-- EXERCISE DETAILS --
Can you repeat each of the lines below word for word, with nothing changed?

(Stored data entries)
::::::::::

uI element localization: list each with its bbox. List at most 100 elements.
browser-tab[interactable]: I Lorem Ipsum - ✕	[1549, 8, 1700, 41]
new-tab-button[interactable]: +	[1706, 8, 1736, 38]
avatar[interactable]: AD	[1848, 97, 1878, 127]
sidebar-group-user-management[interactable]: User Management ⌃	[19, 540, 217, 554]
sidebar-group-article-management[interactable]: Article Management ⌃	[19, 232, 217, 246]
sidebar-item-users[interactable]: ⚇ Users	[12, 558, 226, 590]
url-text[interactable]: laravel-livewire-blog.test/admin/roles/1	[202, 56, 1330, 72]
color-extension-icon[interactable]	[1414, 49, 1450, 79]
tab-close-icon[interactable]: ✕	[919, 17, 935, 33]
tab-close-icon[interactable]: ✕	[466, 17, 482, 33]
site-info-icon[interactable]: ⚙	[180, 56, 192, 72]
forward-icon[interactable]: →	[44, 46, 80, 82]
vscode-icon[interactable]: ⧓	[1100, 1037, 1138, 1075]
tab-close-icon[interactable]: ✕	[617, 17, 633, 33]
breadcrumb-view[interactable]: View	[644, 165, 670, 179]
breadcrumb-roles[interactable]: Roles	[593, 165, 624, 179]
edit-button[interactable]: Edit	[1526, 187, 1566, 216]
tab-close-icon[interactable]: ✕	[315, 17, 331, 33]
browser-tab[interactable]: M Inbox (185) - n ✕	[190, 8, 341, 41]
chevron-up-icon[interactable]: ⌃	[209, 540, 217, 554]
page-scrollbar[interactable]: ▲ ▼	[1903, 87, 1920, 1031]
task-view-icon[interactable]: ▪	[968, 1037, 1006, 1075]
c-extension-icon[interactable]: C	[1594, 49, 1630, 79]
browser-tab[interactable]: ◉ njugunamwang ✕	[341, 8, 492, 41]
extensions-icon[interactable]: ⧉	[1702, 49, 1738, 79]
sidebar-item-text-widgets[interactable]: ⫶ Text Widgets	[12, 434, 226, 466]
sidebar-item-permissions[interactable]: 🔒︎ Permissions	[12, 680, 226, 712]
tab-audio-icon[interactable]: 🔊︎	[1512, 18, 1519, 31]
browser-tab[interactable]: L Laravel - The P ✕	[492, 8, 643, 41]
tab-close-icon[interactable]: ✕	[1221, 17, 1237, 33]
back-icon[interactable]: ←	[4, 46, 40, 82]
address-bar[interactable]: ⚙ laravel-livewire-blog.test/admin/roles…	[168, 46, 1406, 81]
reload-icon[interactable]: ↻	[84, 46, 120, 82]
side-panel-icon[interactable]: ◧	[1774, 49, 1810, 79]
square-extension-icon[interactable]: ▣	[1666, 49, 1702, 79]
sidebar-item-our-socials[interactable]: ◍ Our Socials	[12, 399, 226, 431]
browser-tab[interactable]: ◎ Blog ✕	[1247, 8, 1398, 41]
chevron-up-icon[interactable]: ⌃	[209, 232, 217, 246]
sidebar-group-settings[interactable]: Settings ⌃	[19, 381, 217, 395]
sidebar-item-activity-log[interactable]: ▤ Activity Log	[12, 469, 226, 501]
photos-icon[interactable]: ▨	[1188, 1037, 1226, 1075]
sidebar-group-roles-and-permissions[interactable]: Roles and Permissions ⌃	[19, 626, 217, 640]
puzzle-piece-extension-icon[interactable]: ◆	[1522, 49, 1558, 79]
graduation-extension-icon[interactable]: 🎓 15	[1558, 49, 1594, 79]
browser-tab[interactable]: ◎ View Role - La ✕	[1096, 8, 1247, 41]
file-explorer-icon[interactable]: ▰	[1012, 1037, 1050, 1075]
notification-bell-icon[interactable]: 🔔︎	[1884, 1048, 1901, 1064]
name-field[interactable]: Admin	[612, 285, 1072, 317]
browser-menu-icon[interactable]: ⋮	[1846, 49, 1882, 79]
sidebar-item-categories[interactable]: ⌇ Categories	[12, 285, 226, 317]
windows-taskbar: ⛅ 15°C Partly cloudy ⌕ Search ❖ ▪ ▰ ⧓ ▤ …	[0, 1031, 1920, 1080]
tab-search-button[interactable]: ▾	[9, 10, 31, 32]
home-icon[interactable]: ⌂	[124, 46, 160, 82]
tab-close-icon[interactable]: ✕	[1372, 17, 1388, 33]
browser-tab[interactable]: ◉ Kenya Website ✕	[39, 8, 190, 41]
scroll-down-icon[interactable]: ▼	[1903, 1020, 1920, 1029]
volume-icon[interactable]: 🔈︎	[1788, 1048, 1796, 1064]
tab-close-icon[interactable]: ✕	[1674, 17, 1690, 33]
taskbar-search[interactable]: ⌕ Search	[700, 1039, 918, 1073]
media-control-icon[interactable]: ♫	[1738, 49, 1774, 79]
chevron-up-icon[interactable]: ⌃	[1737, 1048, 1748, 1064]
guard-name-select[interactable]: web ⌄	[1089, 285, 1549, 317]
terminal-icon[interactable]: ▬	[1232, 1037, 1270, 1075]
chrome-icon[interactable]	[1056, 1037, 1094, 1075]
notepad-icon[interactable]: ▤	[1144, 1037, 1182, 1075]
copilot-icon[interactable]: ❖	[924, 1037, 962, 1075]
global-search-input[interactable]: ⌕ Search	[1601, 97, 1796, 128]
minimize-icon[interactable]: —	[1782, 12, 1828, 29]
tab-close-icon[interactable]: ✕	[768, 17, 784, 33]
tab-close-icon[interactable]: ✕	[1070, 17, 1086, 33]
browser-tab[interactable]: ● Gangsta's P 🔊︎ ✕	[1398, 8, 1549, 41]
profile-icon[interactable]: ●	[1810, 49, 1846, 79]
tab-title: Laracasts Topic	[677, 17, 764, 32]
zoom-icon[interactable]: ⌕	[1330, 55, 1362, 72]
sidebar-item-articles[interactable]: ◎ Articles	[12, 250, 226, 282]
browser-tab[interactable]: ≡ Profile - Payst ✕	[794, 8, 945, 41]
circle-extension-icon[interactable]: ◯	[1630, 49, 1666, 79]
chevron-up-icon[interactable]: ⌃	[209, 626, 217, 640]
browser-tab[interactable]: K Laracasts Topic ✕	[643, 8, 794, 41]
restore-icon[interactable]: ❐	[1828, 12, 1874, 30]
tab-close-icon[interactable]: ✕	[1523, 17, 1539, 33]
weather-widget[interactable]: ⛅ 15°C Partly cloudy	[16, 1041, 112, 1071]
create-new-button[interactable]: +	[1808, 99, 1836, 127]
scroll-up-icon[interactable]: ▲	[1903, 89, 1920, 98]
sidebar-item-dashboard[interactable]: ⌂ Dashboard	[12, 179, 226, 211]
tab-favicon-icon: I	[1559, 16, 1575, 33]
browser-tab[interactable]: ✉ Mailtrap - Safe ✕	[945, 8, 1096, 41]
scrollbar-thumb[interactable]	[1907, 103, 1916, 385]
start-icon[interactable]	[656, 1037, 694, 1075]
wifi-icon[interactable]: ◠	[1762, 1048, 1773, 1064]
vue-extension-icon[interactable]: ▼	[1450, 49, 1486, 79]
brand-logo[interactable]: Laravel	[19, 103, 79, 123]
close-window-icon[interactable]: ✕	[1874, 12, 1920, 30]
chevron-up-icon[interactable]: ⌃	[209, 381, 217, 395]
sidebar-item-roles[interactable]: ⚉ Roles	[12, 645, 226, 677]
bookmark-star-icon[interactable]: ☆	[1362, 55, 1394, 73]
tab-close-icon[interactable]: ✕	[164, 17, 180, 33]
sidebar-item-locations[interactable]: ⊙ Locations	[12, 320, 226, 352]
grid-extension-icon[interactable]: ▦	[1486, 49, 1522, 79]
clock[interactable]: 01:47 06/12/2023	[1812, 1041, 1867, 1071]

::::::::::

-- FULL SOLUTION --
uI element localization: list each with its bbox. List at most 100 elements.
browser-tab[interactable]: I Lorem Ipsum - ✕	[1549, 8, 1700, 41]
new-tab-button[interactable]: +	[1706, 8, 1736, 38]
avatar[interactable]: AD	[1848, 97, 1878, 127]
sidebar-group-user-management[interactable]: User Management ⌃	[19, 540, 217, 554]
sidebar-group-article-management[interactable]: Article Management ⌃	[19, 232, 217, 246]
sidebar-item-users[interactable]: ⚇ Users	[12, 558, 226, 590]
url-text[interactable]: laravel-livewire-blog.test/admin/roles/1	[202, 56, 1330, 72]
color-extension-icon[interactable]	[1414, 49, 1450, 79]
tab-close-icon[interactable]: ✕	[919, 17, 935, 33]
tab-close-icon[interactable]: ✕	[466, 17, 482, 33]
site-info-icon[interactable]: ⚙	[180, 56, 192, 72]
forward-icon[interactable]: →	[44, 46, 80, 82]
vscode-icon[interactable]: ⧓	[1100, 1037, 1138, 1075]
tab-close-icon[interactable]: ✕	[617, 17, 633, 33]
breadcrumb-view[interactable]: View	[644, 165, 670, 179]
breadcrumb-roles[interactable]: Roles	[593, 165, 624, 179]
edit-button[interactable]: Edit	[1526, 187, 1566, 216]
tab-close-icon[interactable]: ✕	[315, 17, 331, 33]
browser-tab[interactable]: M Inbox (185) - n ✕	[190, 8, 341, 41]
chevron-up-icon[interactable]: ⌃	[209, 540, 217, 554]
page-scrollbar[interactable]: ▲ ▼	[1903, 87, 1920, 1031]
task-view-icon[interactable]: ▪	[968, 1037, 1006, 1075]
c-extension-icon[interactable]: C	[1594, 49, 1630, 79]
browser-tab[interactable]: ◉ njugunamwang ✕	[341, 8, 492, 41]
extensions-icon[interactable]: ⧉	[1702, 49, 1738, 79]
sidebar-item-text-widgets[interactable]: ⫶ Text Widgets	[12, 434, 226, 466]
sidebar-item-permissions[interactable]: 🔒︎ Permissions	[12, 680, 226, 712]
tab-audio-icon[interactable]: 🔊︎	[1512, 18, 1519, 31]
browser-tab[interactable]: L Laravel - The P ✕	[492, 8, 643, 41]
tab-close-icon[interactable]: ✕	[1221, 17, 1237, 33]
back-icon[interactable]: ←	[4, 46, 40, 82]
address-bar[interactable]: ⚙ laravel-livewire-blog.test/admin/roles…	[168, 46, 1406, 81]
reload-icon[interactable]: ↻	[84, 46, 120, 82]
side-panel-icon[interactable]: ◧	[1774, 49, 1810, 79]
square-extension-icon[interactable]: ▣	[1666, 49, 1702, 79]
sidebar-item-our-socials[interactable]: ◍ Our Socials	[12, 399, 226, 431]
browser-tab[interactable]: ◎ Blog ✕	[1247, 8, 1398, 41]
chevron-up-icon[interactable]: ⌃	[209, 232, 217, 246]
sidebar-group-settings[interactable]: Settings ⌃	[19, 381, 217, 395]
sidebar-item-activity-log[interactable]: ▤ Activity Log	[12, 469, 226, 501]
photos-icon[interactable]: ▨	[1188, 1037, 1226, 1075]
sidebar-group-roles-and-permissions[interactable]: Roles and Permissions ⌃	[19, 626, 217, 640]
puzzle-piece-extension-icon[interactable]: ◆	[1522, 49, 1558, 79]
graduation-extension-icon[interactable]: 🎓 15	[1558, 49, 1594, 79]
browser-tab[interactable]: ◎ View Role - La ✕	[1096, 8, 1247, 41]
file-explorer-icon[interactable]: ▰	[1012, 1037, 1050, 1075]
notification-bell-icon[interactable]: 🔔︎	[1884, 1048, 1901, 1064]
name-field[interactable]: Admin	[612, 285, 1072, 317]
browser-menu-icon[interactable]: ⋮	[1846, 49, 1882, 79]
sidebar-item-categories[interactable]: ⌇ Categories	[12, 285, 226, 317]
windows-taskbar: ⛅ 15°C Partly cloudy ⌕ Search ❖ ▪ ▰ ⧓ ▤ …	[0, 1031, 1920, 1080]
tab-search-button[interactable]: ▾	[9, 10, 31, 32]
home-icon[interactable]: ⌂	[124, 46, 160, 82]
tab-close-icon[interactable]: ✕	[1372, 17, 1388, 33]
browser-tab[interactable]: ◉ Kenya Website ✕	[39, 8, 190, 41]
scroll-down-icon[interactable]: ▼	[1903, 1020, 1920, 1029]
volume-icon[interactable]: 🔈︎	[1788, 1048, 1796, 1064]
tab-close-icon[interactable]: ✕	[1674, 17, 1690, 33]
taskbar-search[interactable]: ⌕ Search	[700, 1039, 918, 1073]
media-control-icon[interactable]: ♫	[1738, 49, 1774, 79]
chevron-up-icon[interactable]: ⌃	[1737, 1048, 1748, 1064]
guard-name-select[interactable]: web ⌄	[1089, 285, 1549, 317]
terminal-icon[interactable]: ▬	[1232, 1037, 1270, 1075]
chrome-icon[interactable]	[1056, 1037, 1094, 1075]
notepad-icon[interactable]: ▤	[1144, 1037, 1182, 1075]
copilot-icon[interactable]: ❖	[924, 1037, 962, 1075]
global-search-input[interactable]: ⌕ Search	[1601, 97, 1796, 128]
minimize-icon[interactable]: —	[1782, 12, 1828, 29]
tab-close-icon[interactable]: ✕	[768, 17, 784, 33]
tab-close-icon[interactable]: ✕	[1070, 17, 1086, 33]
browser-tab[interactable]: ● Gangsta's P 🔊︎ ✕	[1398, 8, 1549, 41]
profile-icon[interactable]: ●	[1810, 49, 1846, 79]
tab-title: Laracasts Topic	[677, 17, 764, 32]
zoom-icon[interactable]: ⌕	[1330, 55, 1362, 72]
sidebar-item-articles[interactable]: ◎ Articles	[12, 250, 226, 282]
browser-tab[interactable]: ≡ Profile - Payst ✕	[794, 8, 945, 41]
circle-extension-icon[interactable]: ◯	[1630, 49, 1666, 79]
chevron-up-icon[interactable]: ⌃	[209, 626, 217, 640]
browser-tab[interactable]: K Laracasts Topic ✕	[643, 8, 794, 41]
restore-icon[interactable]: ❐	[1828, 12, 1874, 30]
tab-close-icon[interactable]: ✕	[1523, 17, 1539, 33]
weather-widget[interactable]: ⛅ 15°C Partly cloudy	[16, 1041, 112, 1071]
create-new-button[interactable]: +	[1808, 99, 1836, 127]
scroll-up-icon[interactable]: ▲	[1903, 89, 1920, 98]
sidebar-item-dashboard[interactable]: ⌂ Dashboard	[12, 179, 226, 211]
tab-favicon-icon: I	[1559, 16, 1575, 33]
browser-tab[interactable]: ✉ Mailtrap - Safe ✕	[945, 8, 1096, 41]
scrollbar-thumb[interactable]	[1907, 103, 1916, 385]
start-icon[interactable]	[656, 1037, 694, 1075]
wifi-icon[interactable]: ◠	[1762, 1048, 1773, 1064]
vue-extension-icon[interactable]: ▼	[1450, 49, 1486, 79]
brand-logo[interactable]: Laravel	[19, 103, 79, 123]
close-window-icon[interactable]: ✕	[1874, 12, 1920, 30]
chevron-up-icon[interactable]: ⌃	[209, 381, 217, 395]
sidebar-item-roles[interactable]: ⚉ Roles	[12, 645, 226, 677]
bookmark-star-icon[interactable]: ☆	[1362, 55, 1394, 73]
tab-close-icon[interactable]: ✕	[164, 17, 180, 33]
sidebar-item-locations[interactable]: ⊙ Locations	[12, 320, 226, 352]
grid-extension-icon[interactable]: ▦	[1486, 49, 1522, 79]
clock[interactable]: 01:47 06/12/2023	[1812, 1041, 1867, 1071]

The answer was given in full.